Request: Locate all lines in the data below that hold "displays" and show them.

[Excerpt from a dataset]
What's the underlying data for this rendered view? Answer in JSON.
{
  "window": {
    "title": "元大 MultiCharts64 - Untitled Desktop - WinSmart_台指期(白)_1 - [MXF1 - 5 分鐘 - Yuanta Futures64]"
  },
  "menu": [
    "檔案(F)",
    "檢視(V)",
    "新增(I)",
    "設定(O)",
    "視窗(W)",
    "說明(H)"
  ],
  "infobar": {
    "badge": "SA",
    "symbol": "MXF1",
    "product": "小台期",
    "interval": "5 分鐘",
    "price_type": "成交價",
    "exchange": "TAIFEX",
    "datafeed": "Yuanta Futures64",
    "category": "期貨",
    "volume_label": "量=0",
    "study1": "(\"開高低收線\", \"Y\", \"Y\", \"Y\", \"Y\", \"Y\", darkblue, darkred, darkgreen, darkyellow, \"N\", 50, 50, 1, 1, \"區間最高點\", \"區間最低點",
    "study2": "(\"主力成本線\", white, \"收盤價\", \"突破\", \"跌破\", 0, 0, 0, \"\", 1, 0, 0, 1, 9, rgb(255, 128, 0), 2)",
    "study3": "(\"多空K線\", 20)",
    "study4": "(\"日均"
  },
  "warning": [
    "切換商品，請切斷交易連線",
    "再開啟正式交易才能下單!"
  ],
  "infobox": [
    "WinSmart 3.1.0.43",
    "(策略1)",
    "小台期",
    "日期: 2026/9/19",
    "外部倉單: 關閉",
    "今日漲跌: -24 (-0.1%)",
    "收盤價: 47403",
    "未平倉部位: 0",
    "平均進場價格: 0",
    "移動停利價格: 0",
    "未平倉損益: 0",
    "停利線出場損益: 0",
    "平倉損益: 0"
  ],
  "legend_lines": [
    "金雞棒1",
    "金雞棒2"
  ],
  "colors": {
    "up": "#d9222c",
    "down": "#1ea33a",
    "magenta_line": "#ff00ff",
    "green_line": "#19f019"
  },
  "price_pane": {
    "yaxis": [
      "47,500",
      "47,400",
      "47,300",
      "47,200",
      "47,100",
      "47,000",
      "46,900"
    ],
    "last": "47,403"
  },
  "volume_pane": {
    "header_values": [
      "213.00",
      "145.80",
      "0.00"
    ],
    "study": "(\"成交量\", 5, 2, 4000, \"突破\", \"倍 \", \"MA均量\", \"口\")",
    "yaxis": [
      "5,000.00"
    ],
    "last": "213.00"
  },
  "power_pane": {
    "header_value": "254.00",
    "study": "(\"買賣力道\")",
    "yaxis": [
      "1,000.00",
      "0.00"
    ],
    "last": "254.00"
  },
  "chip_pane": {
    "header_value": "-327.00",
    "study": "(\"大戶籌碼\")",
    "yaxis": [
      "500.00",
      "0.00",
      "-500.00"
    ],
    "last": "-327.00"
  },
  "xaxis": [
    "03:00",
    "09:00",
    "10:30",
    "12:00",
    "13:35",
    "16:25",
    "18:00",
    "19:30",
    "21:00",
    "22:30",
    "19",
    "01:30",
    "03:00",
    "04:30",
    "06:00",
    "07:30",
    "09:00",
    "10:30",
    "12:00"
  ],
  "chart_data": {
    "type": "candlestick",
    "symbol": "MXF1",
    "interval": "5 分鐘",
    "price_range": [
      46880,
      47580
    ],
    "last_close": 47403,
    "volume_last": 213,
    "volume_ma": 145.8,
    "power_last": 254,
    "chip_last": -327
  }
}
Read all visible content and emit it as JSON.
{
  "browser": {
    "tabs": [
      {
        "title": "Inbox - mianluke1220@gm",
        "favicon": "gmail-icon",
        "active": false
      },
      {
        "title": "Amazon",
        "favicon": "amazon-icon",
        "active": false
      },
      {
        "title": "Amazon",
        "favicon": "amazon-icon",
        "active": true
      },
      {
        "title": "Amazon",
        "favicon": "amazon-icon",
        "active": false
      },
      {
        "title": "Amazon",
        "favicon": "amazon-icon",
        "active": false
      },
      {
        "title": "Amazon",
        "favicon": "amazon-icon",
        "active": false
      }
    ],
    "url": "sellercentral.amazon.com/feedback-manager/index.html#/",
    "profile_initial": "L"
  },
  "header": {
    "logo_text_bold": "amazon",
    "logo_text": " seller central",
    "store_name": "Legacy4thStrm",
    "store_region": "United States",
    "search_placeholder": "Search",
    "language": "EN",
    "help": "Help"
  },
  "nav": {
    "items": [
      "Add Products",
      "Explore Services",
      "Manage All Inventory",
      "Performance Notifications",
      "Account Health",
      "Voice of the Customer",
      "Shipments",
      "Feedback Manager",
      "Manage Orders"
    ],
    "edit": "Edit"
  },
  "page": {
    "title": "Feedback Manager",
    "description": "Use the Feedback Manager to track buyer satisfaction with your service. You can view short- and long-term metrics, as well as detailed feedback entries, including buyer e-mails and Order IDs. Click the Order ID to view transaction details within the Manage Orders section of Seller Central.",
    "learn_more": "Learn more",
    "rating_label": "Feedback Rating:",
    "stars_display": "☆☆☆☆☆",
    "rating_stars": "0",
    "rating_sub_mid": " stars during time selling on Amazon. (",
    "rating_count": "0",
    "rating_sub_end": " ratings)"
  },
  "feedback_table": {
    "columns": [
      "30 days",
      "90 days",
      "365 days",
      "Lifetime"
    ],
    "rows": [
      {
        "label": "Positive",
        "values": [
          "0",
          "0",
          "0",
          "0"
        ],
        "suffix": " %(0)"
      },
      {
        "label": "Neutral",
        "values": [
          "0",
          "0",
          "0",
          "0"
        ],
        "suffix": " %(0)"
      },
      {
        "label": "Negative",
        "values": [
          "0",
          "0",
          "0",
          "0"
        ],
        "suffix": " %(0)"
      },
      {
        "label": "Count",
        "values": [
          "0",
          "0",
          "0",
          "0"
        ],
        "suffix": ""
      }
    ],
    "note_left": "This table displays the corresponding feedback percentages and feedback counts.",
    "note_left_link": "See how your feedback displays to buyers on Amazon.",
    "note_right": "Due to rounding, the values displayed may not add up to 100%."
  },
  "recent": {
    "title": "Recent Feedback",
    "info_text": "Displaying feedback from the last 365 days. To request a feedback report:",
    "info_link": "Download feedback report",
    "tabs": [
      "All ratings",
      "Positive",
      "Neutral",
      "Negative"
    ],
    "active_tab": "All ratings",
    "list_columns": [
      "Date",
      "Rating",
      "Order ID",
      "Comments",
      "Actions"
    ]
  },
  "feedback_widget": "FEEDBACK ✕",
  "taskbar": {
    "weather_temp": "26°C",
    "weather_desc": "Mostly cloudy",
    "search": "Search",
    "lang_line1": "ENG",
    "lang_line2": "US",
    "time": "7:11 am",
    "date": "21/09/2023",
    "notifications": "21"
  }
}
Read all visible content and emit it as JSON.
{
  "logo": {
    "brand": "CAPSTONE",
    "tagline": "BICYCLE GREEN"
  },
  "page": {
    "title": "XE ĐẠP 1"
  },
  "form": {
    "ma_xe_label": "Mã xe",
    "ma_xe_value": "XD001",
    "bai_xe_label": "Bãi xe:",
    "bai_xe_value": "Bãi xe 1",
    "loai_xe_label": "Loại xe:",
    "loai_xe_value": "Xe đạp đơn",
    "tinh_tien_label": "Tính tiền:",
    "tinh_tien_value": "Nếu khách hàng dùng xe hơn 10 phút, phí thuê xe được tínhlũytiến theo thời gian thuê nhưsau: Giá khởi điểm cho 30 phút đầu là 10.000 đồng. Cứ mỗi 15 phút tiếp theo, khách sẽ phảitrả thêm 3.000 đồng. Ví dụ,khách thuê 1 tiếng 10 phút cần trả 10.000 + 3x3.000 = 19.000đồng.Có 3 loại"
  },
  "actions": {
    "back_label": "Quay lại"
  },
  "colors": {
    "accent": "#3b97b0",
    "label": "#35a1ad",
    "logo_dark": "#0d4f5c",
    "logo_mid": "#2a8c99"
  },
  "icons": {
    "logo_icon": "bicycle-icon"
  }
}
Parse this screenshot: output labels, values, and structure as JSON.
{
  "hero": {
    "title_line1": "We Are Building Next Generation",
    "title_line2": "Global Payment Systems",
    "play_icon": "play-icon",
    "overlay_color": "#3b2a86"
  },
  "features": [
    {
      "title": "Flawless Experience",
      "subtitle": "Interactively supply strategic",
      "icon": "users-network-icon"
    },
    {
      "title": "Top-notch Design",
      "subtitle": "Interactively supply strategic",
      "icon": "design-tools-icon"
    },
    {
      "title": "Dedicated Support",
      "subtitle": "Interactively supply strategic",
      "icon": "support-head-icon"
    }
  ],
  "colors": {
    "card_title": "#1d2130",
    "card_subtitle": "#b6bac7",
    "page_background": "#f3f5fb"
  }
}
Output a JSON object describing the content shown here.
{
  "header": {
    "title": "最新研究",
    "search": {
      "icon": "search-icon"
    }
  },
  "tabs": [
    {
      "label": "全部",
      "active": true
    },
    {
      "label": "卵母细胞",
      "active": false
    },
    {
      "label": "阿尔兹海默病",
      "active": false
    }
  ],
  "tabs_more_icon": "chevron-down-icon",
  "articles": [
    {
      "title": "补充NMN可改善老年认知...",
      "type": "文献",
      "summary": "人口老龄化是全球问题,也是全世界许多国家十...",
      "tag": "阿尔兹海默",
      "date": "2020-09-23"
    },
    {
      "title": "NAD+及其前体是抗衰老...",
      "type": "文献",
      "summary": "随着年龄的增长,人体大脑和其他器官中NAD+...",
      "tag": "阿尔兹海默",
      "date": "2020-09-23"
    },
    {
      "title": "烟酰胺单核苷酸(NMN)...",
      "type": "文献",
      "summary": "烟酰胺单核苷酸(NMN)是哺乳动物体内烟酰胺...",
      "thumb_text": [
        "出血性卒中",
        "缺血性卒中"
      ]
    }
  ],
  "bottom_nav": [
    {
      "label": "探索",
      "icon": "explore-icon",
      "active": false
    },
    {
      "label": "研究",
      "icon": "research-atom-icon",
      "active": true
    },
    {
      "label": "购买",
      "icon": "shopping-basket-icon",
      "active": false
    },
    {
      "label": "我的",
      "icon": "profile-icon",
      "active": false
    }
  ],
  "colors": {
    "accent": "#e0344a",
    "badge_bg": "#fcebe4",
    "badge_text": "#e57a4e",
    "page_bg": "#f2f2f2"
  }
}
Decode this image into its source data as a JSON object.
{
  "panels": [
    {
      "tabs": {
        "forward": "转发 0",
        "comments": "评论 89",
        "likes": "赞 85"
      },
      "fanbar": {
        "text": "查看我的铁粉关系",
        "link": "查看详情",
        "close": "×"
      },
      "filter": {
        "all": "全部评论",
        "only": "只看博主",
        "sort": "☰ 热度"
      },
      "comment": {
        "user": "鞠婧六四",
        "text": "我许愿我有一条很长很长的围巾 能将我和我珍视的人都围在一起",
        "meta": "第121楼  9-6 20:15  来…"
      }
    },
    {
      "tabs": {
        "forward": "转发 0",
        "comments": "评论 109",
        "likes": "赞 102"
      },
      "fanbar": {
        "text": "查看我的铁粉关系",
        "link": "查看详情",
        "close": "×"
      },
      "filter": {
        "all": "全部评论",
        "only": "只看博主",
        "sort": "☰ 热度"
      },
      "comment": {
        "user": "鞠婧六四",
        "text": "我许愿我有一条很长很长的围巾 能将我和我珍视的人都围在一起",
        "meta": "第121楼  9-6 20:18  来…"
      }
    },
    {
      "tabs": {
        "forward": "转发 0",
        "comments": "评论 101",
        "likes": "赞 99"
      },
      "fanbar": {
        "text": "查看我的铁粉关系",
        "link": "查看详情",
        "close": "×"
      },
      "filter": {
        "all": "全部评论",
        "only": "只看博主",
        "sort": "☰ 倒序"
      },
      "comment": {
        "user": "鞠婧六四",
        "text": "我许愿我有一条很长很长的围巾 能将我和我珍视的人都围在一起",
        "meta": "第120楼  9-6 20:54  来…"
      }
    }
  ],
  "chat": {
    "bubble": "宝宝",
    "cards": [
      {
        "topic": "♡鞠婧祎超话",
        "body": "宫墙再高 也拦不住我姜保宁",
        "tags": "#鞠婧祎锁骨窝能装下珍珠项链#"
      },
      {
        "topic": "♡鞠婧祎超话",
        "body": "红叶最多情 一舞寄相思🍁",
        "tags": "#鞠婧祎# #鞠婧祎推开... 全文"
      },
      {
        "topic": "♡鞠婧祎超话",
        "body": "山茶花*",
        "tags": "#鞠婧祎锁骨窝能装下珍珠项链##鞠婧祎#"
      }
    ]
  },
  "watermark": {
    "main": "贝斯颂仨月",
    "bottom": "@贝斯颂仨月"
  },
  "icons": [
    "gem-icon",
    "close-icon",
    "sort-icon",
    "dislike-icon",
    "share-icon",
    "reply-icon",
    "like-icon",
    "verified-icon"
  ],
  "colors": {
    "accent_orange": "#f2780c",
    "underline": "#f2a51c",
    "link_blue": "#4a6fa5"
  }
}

The response:
    "note_left": "This table displays the corresponding feedback percentages and feedback counts.",
    "note_left_link": "See how your feedback displays to buyers on Amazon.",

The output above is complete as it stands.